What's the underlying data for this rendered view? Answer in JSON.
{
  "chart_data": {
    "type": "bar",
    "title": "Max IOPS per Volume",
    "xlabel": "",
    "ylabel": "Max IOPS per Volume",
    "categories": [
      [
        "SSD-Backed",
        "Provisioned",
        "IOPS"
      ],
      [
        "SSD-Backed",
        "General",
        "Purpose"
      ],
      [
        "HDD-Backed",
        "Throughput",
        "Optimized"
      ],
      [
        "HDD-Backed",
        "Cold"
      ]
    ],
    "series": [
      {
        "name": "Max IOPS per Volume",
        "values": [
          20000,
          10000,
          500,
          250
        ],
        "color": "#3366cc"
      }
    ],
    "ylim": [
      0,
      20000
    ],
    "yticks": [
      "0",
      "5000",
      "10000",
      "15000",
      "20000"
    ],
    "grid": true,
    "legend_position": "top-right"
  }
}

----------------

Copy each line of the listing in which the word "IOPS" can be found.

* RESPONSE TO THIS TASK
    "title": "Max IOPS per Volume",
    "ylabel": "Max IOPS per Volume",
        "IOPS"
        "name": "Max IOPS per Volume",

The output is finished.